__RECORD EXTRACTS__:

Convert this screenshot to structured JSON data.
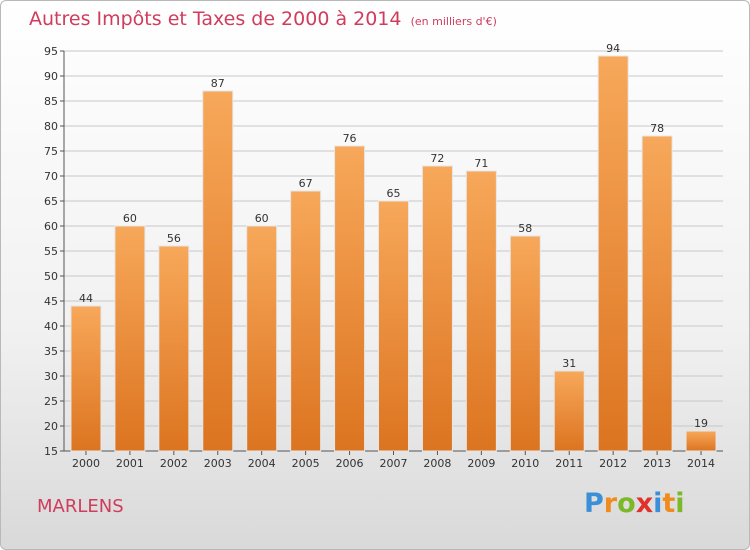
{
  "header": {
    "title": "Autres Impôts et Taxes de 2000 à 2014",
    "unit": "(en milliers d'€)"
  },
  "footer": {
    "place": "MARLENS",
    "logo_letters": [
      "P",
      "r",
      "o",
      "x",
      "i",
      "t",
      "i"
    ],
    "logo_colors": [
      "#3b8fd6",
      "#f08c1e",
      "#7cb928",
      "#e0312b",
      "#3b8fd6",
      "#f08c1e",
      "#7cb928"
    ]
  },
  "colors": {
    "bar_top": "#f7a85a",
    "bar_bottom": "#dc7420",
    "title": "#cf3c5c",
    "grid": "#c8c8c8"
  },
  "chart_data": {
    "type": "bar",
    "title": "Autres Impôts et Taxes de 2000 à 2014",
    "subtitle": "(en milliers d'€)",
    "xlabel": "",
    "ylabel": "",
    "ylim": [
      15,
      95
    ],
    "yticks": [
      15,
      20,
      25,
      30,
      35,
      40,
      45,
      50,
      55,
      60,
      65,
      70,
      75,
      80,
      85,
      90,
      95
    ],
    "grid": true,
    "categories": [
      "2000",
      "2001",
      "2002",
      "2003",
      "2004",
      "2005",
      "2006",
      "2007",
      "2008",
      "2009",
      "2010",
      "2011",
      "2012",
      "2013",
      "2014"
    ],
    "values": [
      44,
      60,
      56,
      87,
      60,
      67,
      76,
      65,
      72,
      71,
      58,
      31,
      94,
      78,
      19
    ]
  }
}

__THE PROBLEM__:
Omit any images, then output the listing exactly.

__WRITTEN RESPONSE__:
Convert this screenshot to structured JSON data.
{
  "header": {
    "title": "Autres Impôts et Taxes de 2000 à 2014",
    "unit": "(en milliers d'€)"
  },
  "footer": {
    "place": "MARLENS",
    "logo_letters": [
      "P",
      "r",
      "o",
      "x",
      "i",
      "t",
      "i"
    ],
    "logo_colors": [
      "#3b8fd6",
      "#f08c1e",
      "#7cb928",
      "#e0312b",
      "#3b8fd6",
      "#f08c1e",
      "#7cb928"
    ]
  },
  "colors": {
    "bar_top": "#f7a85a",
    "bar_bottom": "#dc7420",
    "title": "#cf3c5c",
    "grid": "#c8c8c8"
  },
  "chart_data": {
    "type": "bar",
    "title": "Autres Impôts et Taxes de 2000 à 2014",
    "subtitle": "(en milliers d'€)",
    "xlabel": "",
    "ylabel": "",
    "ylim": [
      15,
      95
    ],
    "yticks": [
      15,
      20,
      25,
      30,
      35,
      40,
      45,
      50,
      55,
      60,
      65,
      70,
      75,
      80,
      85,
      90,
      95
    ],
    "grid": true,
    "categories": [
      "2000",
      "2001",
      "2002",
      "2003",
      "2004",
      "2005",
      "2006",
      "2007",
      "2008",
      "2009",
      "2010",
      "2011",
      "2012",
      "2013",
      "2014"
    ],
    "values": [
      44,
      60,
      56,
      87,
      60,
      67,
      76,
      65,
      72,
      71,
      58,
      31,
      94,
      78,
      19
    ]
  }
}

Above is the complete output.